- **Problem to work on**
Take the line that contains "Convert this document image to plain text." as the first line and the final line of the records as the last; return exactly those lines and the lines between.

[Begin Task inputs]

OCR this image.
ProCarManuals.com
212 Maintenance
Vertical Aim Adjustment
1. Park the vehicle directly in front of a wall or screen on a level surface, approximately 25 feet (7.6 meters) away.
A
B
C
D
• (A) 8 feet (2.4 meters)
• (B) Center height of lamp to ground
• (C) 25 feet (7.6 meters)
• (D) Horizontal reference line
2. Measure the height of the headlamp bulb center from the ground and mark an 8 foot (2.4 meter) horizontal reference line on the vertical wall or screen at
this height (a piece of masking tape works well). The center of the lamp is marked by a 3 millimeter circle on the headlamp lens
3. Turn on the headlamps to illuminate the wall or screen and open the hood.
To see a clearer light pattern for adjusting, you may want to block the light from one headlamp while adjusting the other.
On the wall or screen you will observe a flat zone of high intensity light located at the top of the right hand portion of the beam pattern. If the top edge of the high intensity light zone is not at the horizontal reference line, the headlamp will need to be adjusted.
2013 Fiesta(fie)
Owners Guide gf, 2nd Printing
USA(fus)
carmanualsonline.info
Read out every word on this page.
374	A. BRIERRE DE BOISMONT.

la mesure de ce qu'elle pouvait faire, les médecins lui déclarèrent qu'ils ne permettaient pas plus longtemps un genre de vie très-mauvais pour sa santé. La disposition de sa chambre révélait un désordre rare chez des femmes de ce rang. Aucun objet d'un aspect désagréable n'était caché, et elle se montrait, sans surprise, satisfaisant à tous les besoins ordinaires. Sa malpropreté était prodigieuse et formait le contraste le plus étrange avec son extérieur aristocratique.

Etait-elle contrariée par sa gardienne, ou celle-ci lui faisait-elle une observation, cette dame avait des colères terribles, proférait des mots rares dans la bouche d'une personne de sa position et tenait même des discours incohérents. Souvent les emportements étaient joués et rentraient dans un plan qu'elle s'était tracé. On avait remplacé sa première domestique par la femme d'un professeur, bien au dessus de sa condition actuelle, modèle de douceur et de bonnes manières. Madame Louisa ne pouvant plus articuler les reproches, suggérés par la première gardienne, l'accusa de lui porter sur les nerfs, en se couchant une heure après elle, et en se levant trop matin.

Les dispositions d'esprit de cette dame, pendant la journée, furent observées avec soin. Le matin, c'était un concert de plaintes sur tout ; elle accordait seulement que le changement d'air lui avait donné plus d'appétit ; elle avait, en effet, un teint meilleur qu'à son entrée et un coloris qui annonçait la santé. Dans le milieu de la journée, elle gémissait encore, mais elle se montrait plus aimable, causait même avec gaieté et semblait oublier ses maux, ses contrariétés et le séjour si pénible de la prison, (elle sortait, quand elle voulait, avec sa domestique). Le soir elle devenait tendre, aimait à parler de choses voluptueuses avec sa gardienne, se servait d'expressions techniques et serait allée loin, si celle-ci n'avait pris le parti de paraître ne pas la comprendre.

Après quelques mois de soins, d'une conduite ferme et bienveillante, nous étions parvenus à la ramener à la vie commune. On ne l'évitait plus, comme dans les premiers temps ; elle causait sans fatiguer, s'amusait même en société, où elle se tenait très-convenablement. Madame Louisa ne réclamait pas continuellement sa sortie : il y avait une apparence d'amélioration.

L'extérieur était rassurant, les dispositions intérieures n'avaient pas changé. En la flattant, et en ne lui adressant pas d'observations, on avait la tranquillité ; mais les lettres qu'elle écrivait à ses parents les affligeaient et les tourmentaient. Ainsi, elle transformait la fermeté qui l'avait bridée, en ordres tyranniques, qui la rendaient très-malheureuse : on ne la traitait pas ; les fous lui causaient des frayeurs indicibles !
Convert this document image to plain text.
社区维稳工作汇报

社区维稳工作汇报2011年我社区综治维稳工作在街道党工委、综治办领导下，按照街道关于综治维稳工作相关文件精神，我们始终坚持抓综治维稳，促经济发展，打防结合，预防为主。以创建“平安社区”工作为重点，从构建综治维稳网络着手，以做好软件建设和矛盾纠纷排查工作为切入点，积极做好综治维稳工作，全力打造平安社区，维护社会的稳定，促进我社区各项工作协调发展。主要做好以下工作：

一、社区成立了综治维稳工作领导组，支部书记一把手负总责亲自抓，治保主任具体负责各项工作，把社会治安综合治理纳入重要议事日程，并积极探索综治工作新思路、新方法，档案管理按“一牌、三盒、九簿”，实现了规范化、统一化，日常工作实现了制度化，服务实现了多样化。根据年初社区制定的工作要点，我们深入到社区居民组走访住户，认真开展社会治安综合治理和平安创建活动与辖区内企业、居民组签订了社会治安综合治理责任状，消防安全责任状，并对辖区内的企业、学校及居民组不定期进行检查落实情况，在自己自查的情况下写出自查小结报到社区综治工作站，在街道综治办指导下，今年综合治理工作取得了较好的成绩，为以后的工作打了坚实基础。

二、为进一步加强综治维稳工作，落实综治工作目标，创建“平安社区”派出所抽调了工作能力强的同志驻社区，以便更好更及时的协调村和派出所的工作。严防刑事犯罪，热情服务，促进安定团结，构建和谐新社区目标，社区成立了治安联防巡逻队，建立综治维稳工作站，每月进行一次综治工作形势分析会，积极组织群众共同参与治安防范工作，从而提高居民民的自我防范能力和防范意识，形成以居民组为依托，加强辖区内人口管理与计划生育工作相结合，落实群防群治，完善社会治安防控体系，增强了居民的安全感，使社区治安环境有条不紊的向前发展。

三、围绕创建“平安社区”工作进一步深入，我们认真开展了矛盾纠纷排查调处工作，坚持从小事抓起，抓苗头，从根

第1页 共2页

[End Task inputs]

- **Exercise solution**
Convert this document image to plain text.
社区维稳工作汇报

社区维稳工作汇报2011年我社区综治维稳工作在街道党工委、综治办领导下，按照街道关于综治维稳工作相关文件精神，我们始终坚持抓综治维稳，促经济发展，打防结合，预防为主。以创建“平安社区”工作为重点，从构建综治维稳网络着手，以做好软件建设和矛盾纠纷排查工作为切入点，积极做好综治维稳工作，全力打造平安社区，维护社会的稳定，促进我社区各项工作协调发展。主要做好以下工作：

一、社区成立了综治维稳工作领导组，支部书记一把手负总责亲自抓，治保主任具体负责各项工作，把社会治安综合治理纳入重要议事日程，并积极探索综治工作新思路、新方法，档案管理按“一牌、三盒、九簿”，实现了规范化、统一化，日常工作实现了制度化，服务实现了多样化。根据年初社区制定的工作要点，我们深入到社区居民组走访住户，认真开展社会治安综合治理和平安创建活动与辖区内企业、居民组签订了社会治安综合治理责任状，消防安全责任状，并对辖区内的企业、学校及居民组不定期进行检查落实情况，在自己自查的情况下写出自查小结报到社区综治工作站，在街道综治办指导下，今年综合治理工作取得了较好的成绩，为以后的工作打了坚实基础。

二、为进一步加强综治维稳工作，落实综治工作目标，创建“平安社区”派出所抽调了工作能力强的同志驻社区，以便更好更及时的协调村和派出所的工作。严防刑事犯罪，热情服务，促进安定团结，构建和谐新社区目标，社区成立了治安联防巡逻队，建立综治维稳工作站，每月进行一次综治工作形势分析会，积极组织群众共同参与治安防范工作，从而提高居民民的自我防范能力和防范意识，形成以居民组为依托，加强辖区内人口管理与计划生育工作相结合，落实群防群治，完善社会治安防控体系，增强了居民的安全感，使社区治安环境有条不紊的向前发展。

三、围绕创建“平安社区”工作进一步深入，我们认真开展了矛盾纠纷排查调处工作，坚持从小事抓起，抓苗头，从根

第1页 共2页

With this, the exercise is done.